VORGEGEBENER TEXT »
# # # # #

Auf einer rund 170.000 Quadratmeter großen Fläche soll in Aachen ein neues Stadtviertel entstehen: Der sogenannte Campus West. Und weil maßgeblich die RWTH und nicht die Stadt Aachen dort planen und bauen wird, könnte das Projekt tatsächlich von Erfolg gekrönt sein.

Das wäre dann der zweite neue „Campus“, den Aachen bekommt. Wer den Campus Melaten gesehen hat, wo hunderte Millionen Euro verbaut wurden, der wünscht sich eigentlich keinen weiteren Campus. Denn was ein Campus eigentlich ist – ein Viertel mit Sportstätte, Einkaufsmöglichkeit, Wohnheim, Restaurant, Grünflächen, Kindergarten usw. und schließlich vielen Forschungsstätten – das findet sich auf Aachens Campus Melaten nicht. Im Rund der Forschungs-Institute ist dort kein soziales Leben sondern tote Hose.

# # # # #

Gespeicherte Einträge »
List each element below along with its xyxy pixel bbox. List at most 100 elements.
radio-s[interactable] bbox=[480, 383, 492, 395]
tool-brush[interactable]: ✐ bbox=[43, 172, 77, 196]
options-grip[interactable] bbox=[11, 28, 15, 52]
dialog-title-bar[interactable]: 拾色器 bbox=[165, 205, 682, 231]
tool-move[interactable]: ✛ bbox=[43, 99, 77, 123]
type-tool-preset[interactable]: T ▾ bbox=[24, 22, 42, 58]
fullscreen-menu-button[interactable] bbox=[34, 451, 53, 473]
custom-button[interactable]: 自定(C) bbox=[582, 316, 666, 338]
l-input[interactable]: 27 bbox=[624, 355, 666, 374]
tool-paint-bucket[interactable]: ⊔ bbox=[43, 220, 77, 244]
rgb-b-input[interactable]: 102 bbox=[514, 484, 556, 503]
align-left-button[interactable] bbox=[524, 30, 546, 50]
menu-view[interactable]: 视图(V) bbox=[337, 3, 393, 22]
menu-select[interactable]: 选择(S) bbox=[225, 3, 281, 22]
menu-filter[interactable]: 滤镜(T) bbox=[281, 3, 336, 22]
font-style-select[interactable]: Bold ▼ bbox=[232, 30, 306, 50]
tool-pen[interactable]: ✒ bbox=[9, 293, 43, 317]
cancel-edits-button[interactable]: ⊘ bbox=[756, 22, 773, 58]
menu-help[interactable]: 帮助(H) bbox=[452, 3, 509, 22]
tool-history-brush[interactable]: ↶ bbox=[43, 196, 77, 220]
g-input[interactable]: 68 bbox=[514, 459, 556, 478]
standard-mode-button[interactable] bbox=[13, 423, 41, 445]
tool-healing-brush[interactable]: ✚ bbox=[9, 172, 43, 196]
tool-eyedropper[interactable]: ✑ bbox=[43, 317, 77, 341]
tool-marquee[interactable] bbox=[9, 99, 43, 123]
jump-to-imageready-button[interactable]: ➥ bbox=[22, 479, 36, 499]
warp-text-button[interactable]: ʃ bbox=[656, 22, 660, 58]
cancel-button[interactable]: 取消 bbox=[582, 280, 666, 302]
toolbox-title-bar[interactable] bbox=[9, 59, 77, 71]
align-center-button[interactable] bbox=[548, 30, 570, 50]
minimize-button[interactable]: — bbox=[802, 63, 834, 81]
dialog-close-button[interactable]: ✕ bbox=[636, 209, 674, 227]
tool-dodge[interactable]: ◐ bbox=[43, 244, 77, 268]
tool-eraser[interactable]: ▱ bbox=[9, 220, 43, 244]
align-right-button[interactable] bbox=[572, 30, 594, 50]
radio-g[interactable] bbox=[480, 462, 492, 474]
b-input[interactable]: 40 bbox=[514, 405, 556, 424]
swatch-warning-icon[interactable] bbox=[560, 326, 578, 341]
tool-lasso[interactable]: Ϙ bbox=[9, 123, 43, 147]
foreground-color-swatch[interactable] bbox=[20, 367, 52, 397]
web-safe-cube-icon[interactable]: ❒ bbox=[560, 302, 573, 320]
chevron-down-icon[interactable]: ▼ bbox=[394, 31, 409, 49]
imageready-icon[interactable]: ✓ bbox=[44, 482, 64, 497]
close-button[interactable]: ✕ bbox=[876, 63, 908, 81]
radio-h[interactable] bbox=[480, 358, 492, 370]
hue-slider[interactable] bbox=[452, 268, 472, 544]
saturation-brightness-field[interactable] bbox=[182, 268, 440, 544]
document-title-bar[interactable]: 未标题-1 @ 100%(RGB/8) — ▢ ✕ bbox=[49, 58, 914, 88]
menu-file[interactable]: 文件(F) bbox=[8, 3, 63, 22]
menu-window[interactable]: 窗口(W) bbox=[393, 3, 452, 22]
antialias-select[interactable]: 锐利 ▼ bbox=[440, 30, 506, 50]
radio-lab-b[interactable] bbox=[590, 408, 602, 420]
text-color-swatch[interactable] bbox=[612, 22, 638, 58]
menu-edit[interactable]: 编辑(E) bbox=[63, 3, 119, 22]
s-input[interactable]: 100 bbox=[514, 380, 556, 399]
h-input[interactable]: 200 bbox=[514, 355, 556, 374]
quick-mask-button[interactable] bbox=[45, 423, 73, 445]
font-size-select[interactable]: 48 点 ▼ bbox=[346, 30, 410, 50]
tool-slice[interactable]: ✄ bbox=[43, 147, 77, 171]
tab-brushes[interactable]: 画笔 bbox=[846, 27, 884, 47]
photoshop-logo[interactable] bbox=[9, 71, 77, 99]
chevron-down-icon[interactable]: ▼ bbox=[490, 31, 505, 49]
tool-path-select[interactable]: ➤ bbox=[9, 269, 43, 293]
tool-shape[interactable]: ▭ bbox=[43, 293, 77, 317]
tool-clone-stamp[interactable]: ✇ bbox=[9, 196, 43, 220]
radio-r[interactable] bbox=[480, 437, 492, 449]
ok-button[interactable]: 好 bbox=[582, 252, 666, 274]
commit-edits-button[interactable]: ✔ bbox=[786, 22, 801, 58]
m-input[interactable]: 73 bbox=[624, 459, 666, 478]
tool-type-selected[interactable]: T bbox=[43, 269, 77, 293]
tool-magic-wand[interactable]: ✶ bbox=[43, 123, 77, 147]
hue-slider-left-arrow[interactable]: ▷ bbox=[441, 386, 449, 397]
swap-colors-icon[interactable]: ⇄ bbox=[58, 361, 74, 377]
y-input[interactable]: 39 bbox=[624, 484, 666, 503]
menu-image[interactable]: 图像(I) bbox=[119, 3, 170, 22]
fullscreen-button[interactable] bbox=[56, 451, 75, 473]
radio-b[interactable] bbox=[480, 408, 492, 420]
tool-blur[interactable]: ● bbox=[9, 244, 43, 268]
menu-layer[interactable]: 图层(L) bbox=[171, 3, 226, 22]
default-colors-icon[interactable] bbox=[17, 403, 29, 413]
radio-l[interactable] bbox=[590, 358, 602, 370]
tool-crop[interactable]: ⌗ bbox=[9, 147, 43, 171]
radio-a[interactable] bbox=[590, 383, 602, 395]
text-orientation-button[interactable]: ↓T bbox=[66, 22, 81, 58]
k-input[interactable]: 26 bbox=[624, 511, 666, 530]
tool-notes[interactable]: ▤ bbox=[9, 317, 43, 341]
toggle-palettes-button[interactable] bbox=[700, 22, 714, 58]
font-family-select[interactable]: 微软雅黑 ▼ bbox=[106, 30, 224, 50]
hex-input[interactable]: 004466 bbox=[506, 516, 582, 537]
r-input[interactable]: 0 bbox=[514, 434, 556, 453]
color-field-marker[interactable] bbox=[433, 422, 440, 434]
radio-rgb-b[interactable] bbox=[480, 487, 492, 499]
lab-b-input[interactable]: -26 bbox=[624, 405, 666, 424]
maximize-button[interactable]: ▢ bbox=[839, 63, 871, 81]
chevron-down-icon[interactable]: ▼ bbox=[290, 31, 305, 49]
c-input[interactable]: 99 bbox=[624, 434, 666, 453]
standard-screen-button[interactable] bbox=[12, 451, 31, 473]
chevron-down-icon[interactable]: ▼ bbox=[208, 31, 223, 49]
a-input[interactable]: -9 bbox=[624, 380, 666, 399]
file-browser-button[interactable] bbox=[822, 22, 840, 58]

# # # # #

AUFGABE A »
Kopiere aus dem Text über den Campus West den Abschnitt von „Auf einer rund“ bis einschließlich „sondern tote Hose.“.
AUFGABE B »
Wie groß ist laut dem Text über den Campus West die Fläche, auf der das neue Stadtviertel entstehen soll?
AUFGABE C »
Bitte setze den Text über den Campus West nach seinem letzten Satz fort.

ANTWORT A »
Auf einer rund 170.000 Quadratmeter großen Fläche soll in Aachen ein neues Stadtviertel entstehen: Der sogenannte Campus West. Und weil maßgeblich die RWTH und nicht die Stadt Aachen dort planen und bauen wird, könnte das Projekt tatsächlich von Erfolg gekrönt sein.

Das wäre dann der zweite neue „Campus“, den Aachen bekommt. Wer den Campus Melaten gesehen hat, wo hunderte Millionen Euro verbaut wurden, der wünscht sich eigentlich keinen weiteren Campus. Denn was ein Campus eigentlich ist – ein Viertel mit Sportstätte, Einkaufsmöglichkeit, Wohnheim, Restaurant, Grünflächen, Kindergarten usw. und schließlich vielen Forschungsstätten – das findet sich auf Aachens Campus Melaten nicht. Im Rund der Forschungs-Institute ist dort kein soziales Leben sondern tote Hose.

ANTWORT B »
Rund 170.000 Quadratmeter.

ANTWORT C »
Nun wird also der nächste Campus, der Campus West errichtet. Was ich bisher gesehen habe, ist dort wieder nicht viel soziales Leben eingeplant. Wieder hauptsächlich Forschungsstätten und als Konsequenz menschenleeren Straßen jeweils abends und in den Semesterferien. Der Campus West wird übrigens – wenn man stadtauswärts fährt – links von der Roermonder Straße entstehen, in der Nähe vom Bendplatz entlang der Schienen.

Was mit den 170.000 Quadratmetern geschieht, darüber werden die Bürgerinnen und Bürger informiert. Eine echte Mitbestimmung, die diese Bezeichnung verdient, gibt es (wie in Aachen leider üblich) nicht. Dann würde das Projekt auch nicht so ausgeführt, wie es jetzt schon angedacht ist.

Der Campus West wird einen Teil von Aachen verändern

Gleichwohl seid ihr alle eingeladen zur „Bürgerbeteiligung zum Großprojekt Campus West“, wie die Stadtverwaltung mitteilt. Die Planung wird inklusive der voraussichtlichen Auswirkungen auf das Plangebiet und das angrenzende Umfeld von Mittwoch, 4. September, bis einschließlich Mittwoch, 18. September, im Foyer des Audimax, Wüllnerstraße 9, ausgestellt. Zu sehen täglich von 7.30 Uhr bis 21.30 Uhr.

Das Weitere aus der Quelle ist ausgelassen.